■ Instructions for the task
Return all of the entries exactly as written.

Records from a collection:
^^^^^^^^

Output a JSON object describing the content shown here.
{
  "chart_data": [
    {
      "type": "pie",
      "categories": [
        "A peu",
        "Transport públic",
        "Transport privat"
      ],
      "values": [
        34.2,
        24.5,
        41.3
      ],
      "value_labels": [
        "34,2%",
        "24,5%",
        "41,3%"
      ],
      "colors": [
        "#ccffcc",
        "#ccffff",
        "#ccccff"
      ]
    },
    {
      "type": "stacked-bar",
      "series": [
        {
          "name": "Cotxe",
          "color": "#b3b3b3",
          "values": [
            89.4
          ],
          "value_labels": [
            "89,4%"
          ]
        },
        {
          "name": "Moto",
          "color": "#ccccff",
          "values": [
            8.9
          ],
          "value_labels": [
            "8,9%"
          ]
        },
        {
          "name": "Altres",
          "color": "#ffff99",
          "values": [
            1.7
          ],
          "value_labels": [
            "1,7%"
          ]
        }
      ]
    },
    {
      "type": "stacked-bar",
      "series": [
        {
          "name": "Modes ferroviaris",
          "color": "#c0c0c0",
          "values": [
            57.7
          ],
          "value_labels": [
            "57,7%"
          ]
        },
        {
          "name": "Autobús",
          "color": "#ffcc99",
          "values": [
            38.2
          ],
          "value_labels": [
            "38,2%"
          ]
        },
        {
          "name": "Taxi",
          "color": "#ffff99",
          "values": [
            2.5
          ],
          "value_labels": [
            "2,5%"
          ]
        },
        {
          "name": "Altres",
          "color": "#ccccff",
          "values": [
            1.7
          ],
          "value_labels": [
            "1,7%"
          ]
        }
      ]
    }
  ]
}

^^^^^^^^

■ Full output
Output a JSON object describing the content shown here.
{
  "chart_data": [
    {
      "type": "pie",
      "categories": [
        "A peu",
        "Transport públic",
        "Transport privat"
      ],
      "values": [
        34.2,
        24.5,
        41.3
      ],
      "value_labels": [
        "34,2%",
        "24,5%",
        "41,3%"
      ],
      "colors": [
        "#ccffcc",
        "#ccffff",
        "#ccccff"
      ]
    },
    {
      "type": "stacked-bar",
      "series": [
        {
          "name": "Cotxe",
          "color": "#b3b3b3",
          "values": [
            89.4
          ],
          "value_labels": [
            "89,4%"
          ]
        },
        {
          "name": "Moto",
          "color": "#ccccff",
          "values": [
            8.9
          ],
          "value_labels": [
            "8,9%"
          ]
        },
        {
          "name": "Altres",
          "color": "#ffff99",
          "values": [
            1.7
          ],
          "value_labels": [
            "1,7%"
          ]
        }
      ]
    },
    {
      "type": "stacked-bar",
      "series": [
        {
          "name": "Modes ferroviaris",
          "color": "#c0c0c0",
          "values": [
            57.7
          ],
          "value_labels": [
            "57,7%"
          ]
        },
        {
          "name": "Autobús",
          "color": "#ffcc99",
          "values": [
            38.2
          ],
          "value_labels": [
            "38,2%"
          ]
        },
        {
          "name": "Taxi",
          "color": "#ffff99",
          "values": [
            2.5
          ],
          "value_labels": [
            "2,5%"
          ]
        },
        {
          "name": "Altres",
          "color": "#ccccff",
          "values": [
            1.7
          ],
          "value_labels": [
            "1,7%"
          ]
        }
      ]
    }
  ]
}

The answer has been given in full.